E em quanto tempo a banda compôs todas as músicas que estão nesse primeiro CD? Vocês pararam antes do CD e falaram, “vamos compôr”, ou foi sendo feito pouco a pouco…
Todos: não, não.
Márcio: No disco, das músicas que tinhamos desde o início da banda, estão só quatro, “Sereia”, “Anjo Samile”, “Ligado” e “Camarada”, as outras foram surgindo em shows.
Jura: A gente nunca ensaiou, mas a gente tinha um termômetro bom, a gente fazia um show, batia uma música, a galera dava aquele retorno prá gente, e pô, a gente falava, “essa música fica”.
E como era esse processo de composição?
Márcio: O Renato chegava mais ou menos com uma levada e falava pro Jura “ó, é o arranjo tal, tal e tal, essas notas… se vira” (risos).
Jura: É bem isso mesmo, tipo assim, saia um arranjo, claro que às vezes, como eu, Marcinho e o Renato tocamos muito tempo em bar, rolava muita união, a cabeça dos três funcionava fácil, um olha pro outro e já sabe o que tá acontecendo, agente rolava um pouco na base do improviso, quando a frase era boa, ficava guardada. O improviso tem muito disso, quando você tá fazendo um improvisso numa guitarra, e a frase é boa, ela sempre fica na memória, se ela não for você esquece, mas se a frase ficar, pode guardar que ela é boa, então as músicas rolavam muito assim. E tipo, a gente tocava num bar uma música de um jeito, no outro dia a gente tocava de outro jeito, e ia se lapidando até ficar pronto.
Márcio: A gente fez todas as músicas durante os shows, com exceção de Sabrina, que foi a música que saiu dentro do estúdio.
Jean: E também não foi ensaiada.
Vinicius: Nós chegamos um dia dentro do estúdio, e, tinha uma galera atrasada, estavam só eu, o Renato e o Marcinho no estúdio, o Renato falou “e aí, o quê que nós vamos gravar?”. Aí falei, “bicho, não sei, não tem ninguém aí, vamos gravar o que a gente quiser”. E ele “vamos gravar Sabrina”. E eu: “Que música é essa”?
E quem é Sabrina, ela existe mesmo?
Jura: Sabrina era uma fã da gente.
Márcio: Faleceu com 12 anos
Vinicius: Ela assistiu um show da gente na sexta-feira e na segunda ela foi atropelada.
Jura: A agenda dela, pô, só falava de Casaca, você abria e só viu o nome Casaca lá, isso pegou a gente de surpresa, ter uma pessoa assim sabe, tão fã. E o Renato acabou escrevendo essa música numa noite, e levou pro estúdio. Hoje “Sabrina” é uma das músicas que eu mais gosto no disco, tem um ritmo bom, flui fácil. E tem um detalhe que é doido, Flavinho…
Jean: Foi o Piriquito!

- **REQUISITO 1**
Extraia sem nenhuma alteração todas as linhas das anotações de caixas delimitadoras e omita as imagens na resposta.

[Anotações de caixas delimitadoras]
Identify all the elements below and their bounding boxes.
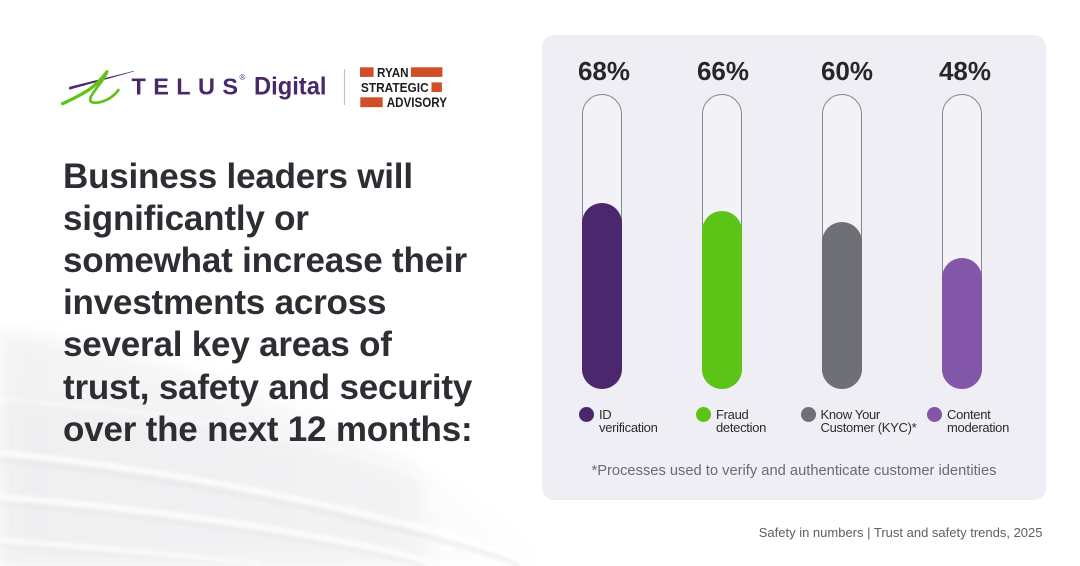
svg-text:RYAN: RYAN [377,65,409,80]
svg-text:TELUS: TELUS [132,73,239,99]
svg-text:ADVISORY: ADVISORY [387,95,447,110]
svg-text:®: ® [240,73,246,82]
svg-text:Digital: Digital [254,72,327,100]
svg-text:STRATEGIC: STRATEGIC [361,80,429,95]
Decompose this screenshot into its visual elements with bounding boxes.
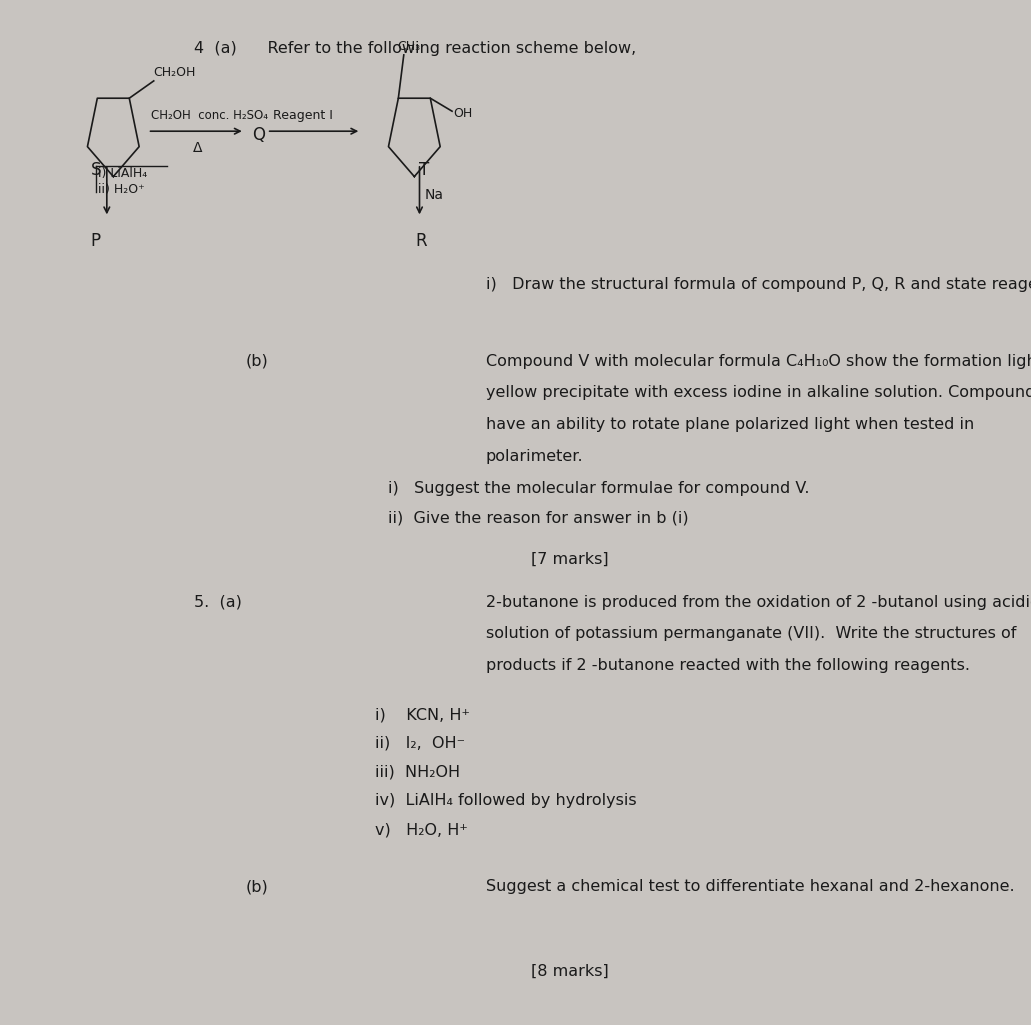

- **REQUISITO 2**
Escreva a continuação da entrevista com a banda a partir do ponto em que ela para.

- **RESPOSTA DA TAREFA 1**
Identify all the elements below and their bounding boxes.
svg-text:RYAN: RYAN [377,65,409,80]
svg-text:TELUS: TELUS [132,73,239,99]
svg-text:ADVISORY: ADVISORY [387,95,447,110]
svg-text:®: ® [240,73,246,82]
svg-text:Digital: Digital [254,72,327,100]
svg-text:STRATEGIC: STRATEGIC [361,80,429,95]
Decompose this screenshot into its visual elements with bounding boxes.

- **RESPOSTA DA TAREFA 2**
Jura: Então, o Piriquito pegou a letra prá ler e conseguiu achar o nome dela (Sabrina) dentro da música.
Márcio: Dentro do refrão “SAldades BRIlham NA calada da noite”.
Jura: Foi uma coisa meio de mágica né, de mensagem, prá gente é uma música especial. E fora essa música, quando a gente entrou em estúdio prá gravar, todas já vinham de show, já estava tudo praticamente pronto.
E ficaram músicas de fora do disco?
Jura: Várias, ficou muita coisa de fora. Tem uma letra que a gente chegou a gravar…
Jean: tocamos até no Rastapop também…
Jura: É, mas não sei, pô, por detalhes técnicos, a gente acabou não colocando no disco, mas é uma música boa que está lá guardada, a galera do Jucu conhece ela.
E essas músicas vocês tocam lá na Barra do Jucu ainda?
Vinicius: Raramente a gente toca, deixamos elas guardadas.
Jura: É, tipo assim, a gente não ensaia, a gente não é uma banda de garagem, fizemos aquele show no reveillon e até hoje não paramos numa garagem prá ensaiar.
Márcio: A gente ensaiou muito pouco, na verdade eu, o Jura e o Renato nunca ensaiamos prá valer.
Sério?
Vinicius: Mas isso de não ensaiar tem seu lado bom.
Jura: Pessoal de congo não ensaia né? (risos).
Márcio: A gente que era músico também não ensaiava.
Jean: E quando eles chegam com uma música nova prá gente dos tambores, é assim, ou é rock ou é reggae, o rock tem uma batida mais rápida, ou então falam, “leva um reggae aí”.
Flavinho: Fora quando no show rola um improviso.
Márcio: a melhor parte do show é matar esses caras de raiva.
Jura: As vezes o Renato entra cantando uma música assim de improviso, um olha pro outro e pergunta, “o què que é isso?” (gargalhadas de todos).
Isso era no início ou rola ainda?
Jura: Rola, rola, às vezes.
Márcio: Dia desses Renato cantou Charlie Brown né?
Jura: é, Charlie Brown, Legião.
Flavinho: A gente tava fazendo um show e pow, ia entrar um solo, Renato começou a cantar Legião Urbana e a galera olhou prá cara dele… “o quê que esse cara tá fazendo”?
Vinicius: E entrar no ritmo de improviso é fácil, o pior é sair depois. Mas no final dá tudo certo.
Jura: Essa surpressa é que dá o pique prá galera no palco, se alguém notar que nós estamos rindo em cima do palco é porque, pô, já sacanearem alguém. (risos)
Só voltando, quanto às músicas que ficaram de fora do disco: vocês pretendem lançá-las futuramente?
Jean: Lógico.
Jura: tem muita coisa, tem muita coisa. Tipo assim, o Renato faz muita música.
Márcio: o Jura também tem muita música, tem muitas do irmão deles lá de São Paulo (o Renato e o Jura são irmãos).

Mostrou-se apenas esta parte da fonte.